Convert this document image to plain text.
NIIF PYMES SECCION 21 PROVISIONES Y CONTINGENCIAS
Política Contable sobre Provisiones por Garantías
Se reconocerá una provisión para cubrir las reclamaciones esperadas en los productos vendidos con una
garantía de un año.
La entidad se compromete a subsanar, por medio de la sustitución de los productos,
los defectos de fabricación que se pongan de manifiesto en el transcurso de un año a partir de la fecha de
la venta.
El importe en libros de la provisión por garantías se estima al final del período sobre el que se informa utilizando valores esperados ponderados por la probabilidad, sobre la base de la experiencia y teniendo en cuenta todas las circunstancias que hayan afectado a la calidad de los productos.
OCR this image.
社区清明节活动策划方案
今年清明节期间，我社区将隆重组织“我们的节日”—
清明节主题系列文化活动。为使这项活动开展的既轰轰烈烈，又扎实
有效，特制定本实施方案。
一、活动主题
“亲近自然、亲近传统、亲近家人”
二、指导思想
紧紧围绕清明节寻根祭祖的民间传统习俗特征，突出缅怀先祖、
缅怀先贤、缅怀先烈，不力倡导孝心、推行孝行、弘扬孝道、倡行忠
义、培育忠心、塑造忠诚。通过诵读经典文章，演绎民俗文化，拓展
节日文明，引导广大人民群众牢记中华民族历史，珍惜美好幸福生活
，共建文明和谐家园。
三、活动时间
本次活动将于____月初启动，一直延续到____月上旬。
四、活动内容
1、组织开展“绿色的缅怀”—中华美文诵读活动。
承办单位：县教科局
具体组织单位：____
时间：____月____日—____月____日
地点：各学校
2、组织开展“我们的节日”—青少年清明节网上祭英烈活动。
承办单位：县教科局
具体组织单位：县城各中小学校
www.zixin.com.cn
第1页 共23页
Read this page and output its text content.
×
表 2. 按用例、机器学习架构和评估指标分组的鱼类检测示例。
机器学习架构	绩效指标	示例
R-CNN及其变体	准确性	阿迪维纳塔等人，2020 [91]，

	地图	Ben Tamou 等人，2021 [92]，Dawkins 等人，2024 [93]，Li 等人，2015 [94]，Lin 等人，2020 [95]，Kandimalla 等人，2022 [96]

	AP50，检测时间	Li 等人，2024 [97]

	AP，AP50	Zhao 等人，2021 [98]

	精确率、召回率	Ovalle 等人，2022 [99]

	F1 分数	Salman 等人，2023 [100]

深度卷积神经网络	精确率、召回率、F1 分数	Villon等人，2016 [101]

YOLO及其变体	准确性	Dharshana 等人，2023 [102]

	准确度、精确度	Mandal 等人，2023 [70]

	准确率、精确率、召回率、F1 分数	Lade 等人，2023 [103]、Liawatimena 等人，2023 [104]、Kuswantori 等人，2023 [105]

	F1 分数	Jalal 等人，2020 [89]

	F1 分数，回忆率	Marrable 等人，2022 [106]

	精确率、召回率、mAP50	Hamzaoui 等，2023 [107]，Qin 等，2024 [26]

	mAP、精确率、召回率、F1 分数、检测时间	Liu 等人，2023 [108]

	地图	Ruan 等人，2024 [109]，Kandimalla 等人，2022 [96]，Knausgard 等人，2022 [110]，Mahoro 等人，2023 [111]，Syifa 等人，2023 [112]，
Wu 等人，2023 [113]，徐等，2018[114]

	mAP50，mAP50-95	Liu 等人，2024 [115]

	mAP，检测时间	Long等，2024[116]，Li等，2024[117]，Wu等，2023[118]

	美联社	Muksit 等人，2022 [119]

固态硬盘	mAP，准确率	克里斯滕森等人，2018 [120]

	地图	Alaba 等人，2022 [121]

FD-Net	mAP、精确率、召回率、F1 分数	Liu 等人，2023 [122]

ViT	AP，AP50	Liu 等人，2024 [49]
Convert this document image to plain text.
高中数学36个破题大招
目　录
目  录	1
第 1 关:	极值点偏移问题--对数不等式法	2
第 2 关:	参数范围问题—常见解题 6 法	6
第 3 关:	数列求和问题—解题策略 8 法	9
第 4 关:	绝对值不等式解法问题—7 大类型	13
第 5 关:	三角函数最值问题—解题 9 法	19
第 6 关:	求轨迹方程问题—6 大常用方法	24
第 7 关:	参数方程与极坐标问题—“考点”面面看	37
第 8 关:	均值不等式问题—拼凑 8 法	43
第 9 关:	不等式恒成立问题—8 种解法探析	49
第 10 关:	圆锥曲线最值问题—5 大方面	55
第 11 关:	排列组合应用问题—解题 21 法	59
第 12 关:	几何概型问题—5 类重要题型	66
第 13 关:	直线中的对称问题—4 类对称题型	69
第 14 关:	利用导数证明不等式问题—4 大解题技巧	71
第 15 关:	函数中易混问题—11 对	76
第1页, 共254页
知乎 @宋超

**WHAT TO PRODUCE**
Pull out all lines from the entries above that include the word "sobre".

**SOLUTION**
Política Contable sobre Provisiones por Garantías
El importe en libros de la provisión por garantías se estima al final del período sobre el que se informa utilizando valores esperados ponderados por la probabilidad, sobre la base de la experiencia y teniendo en cuenta todas las circunstancias que hayan afectado a la calidad de los productos.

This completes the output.